+++ Records for this exercise

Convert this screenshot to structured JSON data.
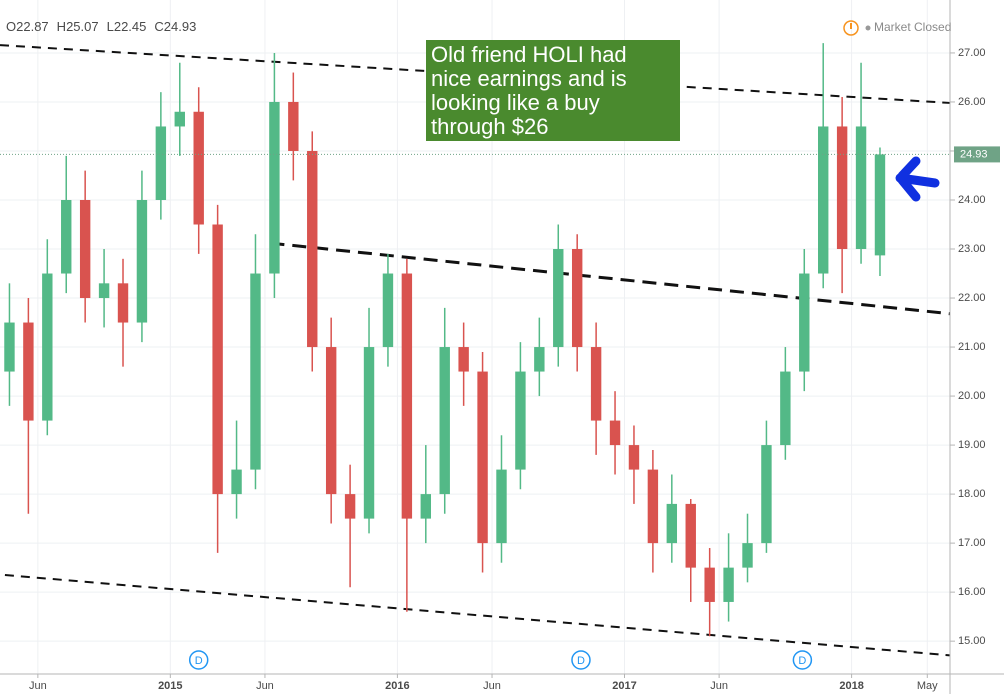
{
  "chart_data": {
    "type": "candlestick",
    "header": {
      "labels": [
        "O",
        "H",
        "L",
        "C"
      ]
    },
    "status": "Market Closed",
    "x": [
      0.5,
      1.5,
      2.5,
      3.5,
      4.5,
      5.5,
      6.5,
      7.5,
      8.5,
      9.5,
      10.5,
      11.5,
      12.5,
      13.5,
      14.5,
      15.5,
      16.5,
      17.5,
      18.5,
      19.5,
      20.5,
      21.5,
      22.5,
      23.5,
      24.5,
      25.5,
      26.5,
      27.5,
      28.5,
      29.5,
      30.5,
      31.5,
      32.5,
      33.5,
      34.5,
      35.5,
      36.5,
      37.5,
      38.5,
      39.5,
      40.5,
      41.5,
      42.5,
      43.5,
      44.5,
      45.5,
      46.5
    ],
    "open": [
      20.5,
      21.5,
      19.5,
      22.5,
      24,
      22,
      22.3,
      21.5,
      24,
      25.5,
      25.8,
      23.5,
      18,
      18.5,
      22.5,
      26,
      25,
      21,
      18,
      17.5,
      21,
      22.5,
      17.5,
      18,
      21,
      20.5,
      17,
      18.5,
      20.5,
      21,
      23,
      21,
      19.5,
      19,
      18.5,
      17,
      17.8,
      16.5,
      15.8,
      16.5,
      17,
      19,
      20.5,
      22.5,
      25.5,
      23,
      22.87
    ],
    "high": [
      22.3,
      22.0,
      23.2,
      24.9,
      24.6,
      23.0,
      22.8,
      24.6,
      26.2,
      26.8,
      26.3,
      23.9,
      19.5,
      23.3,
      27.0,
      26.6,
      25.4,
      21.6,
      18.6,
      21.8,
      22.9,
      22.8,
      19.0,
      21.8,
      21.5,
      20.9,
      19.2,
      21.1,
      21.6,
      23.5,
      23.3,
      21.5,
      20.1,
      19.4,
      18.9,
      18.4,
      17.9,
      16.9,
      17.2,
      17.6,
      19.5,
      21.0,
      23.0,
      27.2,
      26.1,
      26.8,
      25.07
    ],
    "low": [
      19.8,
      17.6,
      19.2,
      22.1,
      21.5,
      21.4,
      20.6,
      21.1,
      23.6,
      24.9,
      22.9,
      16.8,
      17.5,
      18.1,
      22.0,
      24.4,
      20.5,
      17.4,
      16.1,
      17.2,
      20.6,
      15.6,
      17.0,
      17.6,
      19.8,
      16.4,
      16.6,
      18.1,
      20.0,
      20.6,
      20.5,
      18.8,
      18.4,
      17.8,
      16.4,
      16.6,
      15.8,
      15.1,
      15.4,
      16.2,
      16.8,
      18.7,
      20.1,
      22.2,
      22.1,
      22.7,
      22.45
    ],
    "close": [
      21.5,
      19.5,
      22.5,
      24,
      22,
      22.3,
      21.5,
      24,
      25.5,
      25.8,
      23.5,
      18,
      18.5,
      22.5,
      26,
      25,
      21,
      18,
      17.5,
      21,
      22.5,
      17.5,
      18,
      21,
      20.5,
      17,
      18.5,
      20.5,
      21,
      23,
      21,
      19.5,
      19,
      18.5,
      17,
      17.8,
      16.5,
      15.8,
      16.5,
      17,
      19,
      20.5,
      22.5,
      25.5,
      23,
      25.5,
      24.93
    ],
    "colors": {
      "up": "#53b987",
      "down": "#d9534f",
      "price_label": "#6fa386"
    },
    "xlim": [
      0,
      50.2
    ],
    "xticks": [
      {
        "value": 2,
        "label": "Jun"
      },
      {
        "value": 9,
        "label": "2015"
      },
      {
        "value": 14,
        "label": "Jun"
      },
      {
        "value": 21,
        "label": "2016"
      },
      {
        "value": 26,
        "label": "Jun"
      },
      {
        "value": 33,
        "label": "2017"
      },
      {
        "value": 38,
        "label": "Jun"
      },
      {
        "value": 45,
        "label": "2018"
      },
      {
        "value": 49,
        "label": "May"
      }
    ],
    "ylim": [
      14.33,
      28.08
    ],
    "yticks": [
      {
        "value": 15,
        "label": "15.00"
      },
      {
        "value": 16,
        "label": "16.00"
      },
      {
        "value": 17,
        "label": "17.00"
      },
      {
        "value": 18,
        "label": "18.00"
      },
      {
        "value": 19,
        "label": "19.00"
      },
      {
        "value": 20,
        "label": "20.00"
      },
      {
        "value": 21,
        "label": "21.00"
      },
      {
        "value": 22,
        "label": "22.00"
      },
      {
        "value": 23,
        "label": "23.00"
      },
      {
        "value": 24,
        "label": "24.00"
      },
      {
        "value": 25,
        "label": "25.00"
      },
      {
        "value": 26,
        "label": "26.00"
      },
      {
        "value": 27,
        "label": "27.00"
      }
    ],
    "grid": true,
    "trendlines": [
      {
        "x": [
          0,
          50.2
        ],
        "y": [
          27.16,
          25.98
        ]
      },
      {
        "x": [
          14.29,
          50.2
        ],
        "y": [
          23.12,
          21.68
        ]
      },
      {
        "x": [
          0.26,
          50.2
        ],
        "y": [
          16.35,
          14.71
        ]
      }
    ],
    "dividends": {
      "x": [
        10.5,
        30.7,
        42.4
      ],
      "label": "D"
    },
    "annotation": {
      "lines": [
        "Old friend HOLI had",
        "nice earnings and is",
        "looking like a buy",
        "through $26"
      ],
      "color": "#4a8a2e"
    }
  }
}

++++++
+++ Records for this exercise

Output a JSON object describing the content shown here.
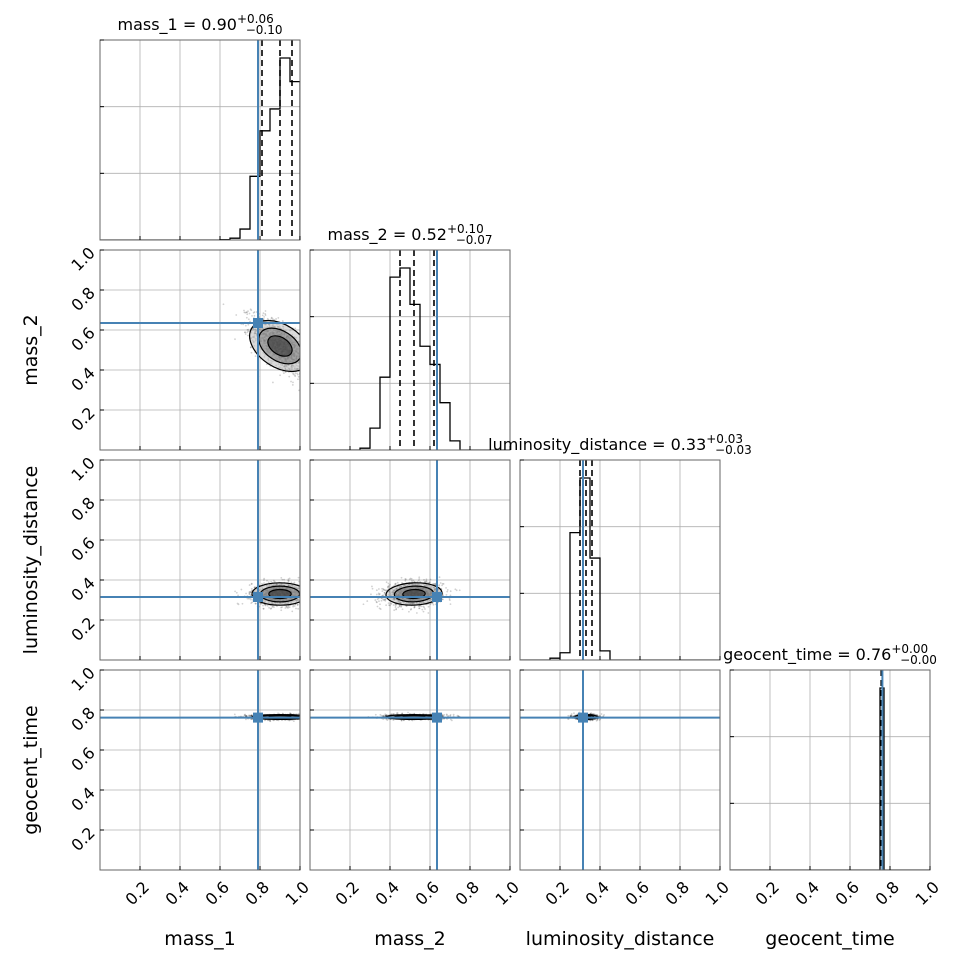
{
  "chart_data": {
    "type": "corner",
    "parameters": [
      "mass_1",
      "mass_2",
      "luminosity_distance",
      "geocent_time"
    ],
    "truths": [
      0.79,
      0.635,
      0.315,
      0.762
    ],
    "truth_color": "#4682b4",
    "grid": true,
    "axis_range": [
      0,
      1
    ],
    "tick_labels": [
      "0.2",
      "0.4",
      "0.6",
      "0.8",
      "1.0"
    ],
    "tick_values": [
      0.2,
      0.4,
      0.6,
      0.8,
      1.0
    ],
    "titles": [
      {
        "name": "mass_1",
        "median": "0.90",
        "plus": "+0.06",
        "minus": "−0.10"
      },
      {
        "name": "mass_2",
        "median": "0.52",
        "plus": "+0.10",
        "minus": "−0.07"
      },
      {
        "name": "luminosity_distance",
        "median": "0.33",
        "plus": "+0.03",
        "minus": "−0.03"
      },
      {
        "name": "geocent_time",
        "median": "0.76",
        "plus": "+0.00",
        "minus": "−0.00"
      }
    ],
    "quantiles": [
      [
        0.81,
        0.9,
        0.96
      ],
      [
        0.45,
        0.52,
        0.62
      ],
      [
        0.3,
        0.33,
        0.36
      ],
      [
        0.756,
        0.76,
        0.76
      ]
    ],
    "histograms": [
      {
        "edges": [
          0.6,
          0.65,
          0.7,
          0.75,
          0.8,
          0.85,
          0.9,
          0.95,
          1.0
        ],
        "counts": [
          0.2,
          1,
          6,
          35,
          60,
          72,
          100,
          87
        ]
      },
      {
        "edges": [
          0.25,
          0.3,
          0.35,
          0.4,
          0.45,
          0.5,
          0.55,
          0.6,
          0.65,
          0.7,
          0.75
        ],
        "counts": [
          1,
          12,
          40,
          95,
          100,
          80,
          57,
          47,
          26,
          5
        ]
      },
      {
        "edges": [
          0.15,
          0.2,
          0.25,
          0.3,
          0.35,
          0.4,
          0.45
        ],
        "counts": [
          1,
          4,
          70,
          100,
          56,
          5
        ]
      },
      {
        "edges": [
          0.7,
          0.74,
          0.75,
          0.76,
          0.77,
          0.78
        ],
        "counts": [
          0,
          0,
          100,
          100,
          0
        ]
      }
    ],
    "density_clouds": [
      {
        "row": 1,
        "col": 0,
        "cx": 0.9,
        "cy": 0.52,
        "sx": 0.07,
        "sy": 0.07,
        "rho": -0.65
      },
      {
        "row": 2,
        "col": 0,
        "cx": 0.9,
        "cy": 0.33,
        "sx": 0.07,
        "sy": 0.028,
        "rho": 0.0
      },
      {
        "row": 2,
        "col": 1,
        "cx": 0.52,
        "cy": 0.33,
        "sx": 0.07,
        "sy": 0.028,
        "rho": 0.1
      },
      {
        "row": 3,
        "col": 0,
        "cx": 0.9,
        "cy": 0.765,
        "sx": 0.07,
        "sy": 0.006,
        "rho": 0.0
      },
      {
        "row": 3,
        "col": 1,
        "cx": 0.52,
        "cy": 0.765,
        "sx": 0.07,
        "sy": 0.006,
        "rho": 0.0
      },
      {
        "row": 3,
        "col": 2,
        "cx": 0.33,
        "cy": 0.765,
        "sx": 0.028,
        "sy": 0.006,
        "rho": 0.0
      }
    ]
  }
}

++++++
+++ Records for this exercise

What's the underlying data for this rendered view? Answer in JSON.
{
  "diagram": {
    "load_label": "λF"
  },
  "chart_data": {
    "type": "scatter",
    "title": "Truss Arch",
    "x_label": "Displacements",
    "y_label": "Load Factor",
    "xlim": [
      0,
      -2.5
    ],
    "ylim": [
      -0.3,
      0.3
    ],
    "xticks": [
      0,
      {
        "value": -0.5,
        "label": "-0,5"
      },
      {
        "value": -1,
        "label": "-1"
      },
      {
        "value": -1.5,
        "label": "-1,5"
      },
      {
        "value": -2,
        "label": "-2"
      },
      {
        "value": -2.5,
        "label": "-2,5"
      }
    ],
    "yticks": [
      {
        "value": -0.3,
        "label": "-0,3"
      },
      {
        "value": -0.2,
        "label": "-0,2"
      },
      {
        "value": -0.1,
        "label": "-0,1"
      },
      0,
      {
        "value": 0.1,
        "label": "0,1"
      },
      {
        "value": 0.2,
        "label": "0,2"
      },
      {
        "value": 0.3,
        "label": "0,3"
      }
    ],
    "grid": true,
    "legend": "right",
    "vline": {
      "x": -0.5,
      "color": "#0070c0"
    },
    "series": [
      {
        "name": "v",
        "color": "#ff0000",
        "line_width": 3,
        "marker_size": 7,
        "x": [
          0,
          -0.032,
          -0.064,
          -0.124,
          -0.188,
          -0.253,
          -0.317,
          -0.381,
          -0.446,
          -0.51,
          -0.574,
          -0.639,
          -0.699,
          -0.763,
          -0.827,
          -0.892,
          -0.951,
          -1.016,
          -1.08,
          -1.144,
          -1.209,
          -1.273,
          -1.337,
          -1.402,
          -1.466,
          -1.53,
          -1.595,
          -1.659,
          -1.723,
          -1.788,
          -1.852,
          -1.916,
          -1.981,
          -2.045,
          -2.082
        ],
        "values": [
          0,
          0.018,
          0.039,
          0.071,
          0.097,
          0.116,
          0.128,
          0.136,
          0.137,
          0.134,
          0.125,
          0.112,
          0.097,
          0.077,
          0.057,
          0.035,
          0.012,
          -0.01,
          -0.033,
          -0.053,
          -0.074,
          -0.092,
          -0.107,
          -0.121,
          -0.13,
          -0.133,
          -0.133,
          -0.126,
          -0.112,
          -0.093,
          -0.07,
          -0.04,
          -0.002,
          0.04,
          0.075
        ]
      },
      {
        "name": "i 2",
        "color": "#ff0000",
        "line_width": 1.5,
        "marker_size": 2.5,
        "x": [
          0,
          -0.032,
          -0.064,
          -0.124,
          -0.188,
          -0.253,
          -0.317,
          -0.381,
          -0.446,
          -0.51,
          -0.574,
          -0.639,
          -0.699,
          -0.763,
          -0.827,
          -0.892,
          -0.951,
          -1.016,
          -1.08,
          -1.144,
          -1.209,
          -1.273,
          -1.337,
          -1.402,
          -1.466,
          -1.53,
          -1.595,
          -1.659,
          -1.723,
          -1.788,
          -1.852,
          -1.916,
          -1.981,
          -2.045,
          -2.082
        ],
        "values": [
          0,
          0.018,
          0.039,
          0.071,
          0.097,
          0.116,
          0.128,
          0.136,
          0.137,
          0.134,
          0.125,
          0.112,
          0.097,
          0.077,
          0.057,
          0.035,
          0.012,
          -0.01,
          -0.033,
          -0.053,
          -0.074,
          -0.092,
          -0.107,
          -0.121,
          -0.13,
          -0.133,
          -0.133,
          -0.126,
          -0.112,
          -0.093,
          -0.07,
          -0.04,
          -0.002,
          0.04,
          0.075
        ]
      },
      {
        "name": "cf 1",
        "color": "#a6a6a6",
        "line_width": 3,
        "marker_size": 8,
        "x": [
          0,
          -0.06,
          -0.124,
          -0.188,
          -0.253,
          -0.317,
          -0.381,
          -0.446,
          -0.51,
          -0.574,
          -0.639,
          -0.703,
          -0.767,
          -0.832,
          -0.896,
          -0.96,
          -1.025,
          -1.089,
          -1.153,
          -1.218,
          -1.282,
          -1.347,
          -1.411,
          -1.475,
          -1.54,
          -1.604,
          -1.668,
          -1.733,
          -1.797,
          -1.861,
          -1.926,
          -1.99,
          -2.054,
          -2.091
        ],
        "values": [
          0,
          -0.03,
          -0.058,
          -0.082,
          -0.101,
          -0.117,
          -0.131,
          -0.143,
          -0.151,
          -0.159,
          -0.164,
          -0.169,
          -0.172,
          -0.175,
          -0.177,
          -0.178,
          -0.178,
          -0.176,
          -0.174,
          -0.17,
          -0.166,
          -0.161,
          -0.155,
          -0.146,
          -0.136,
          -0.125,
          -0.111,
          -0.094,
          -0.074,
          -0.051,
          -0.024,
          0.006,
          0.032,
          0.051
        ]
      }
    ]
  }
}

++++++

Set exercise:
Wherever the string "JSON" appears in the entries above, list that line.

Full output:
Convert this screenshot to structured JSON data.
Output a JSON object describing the content shown here.
What's the underlying data for this rendered view? Answer in JSON.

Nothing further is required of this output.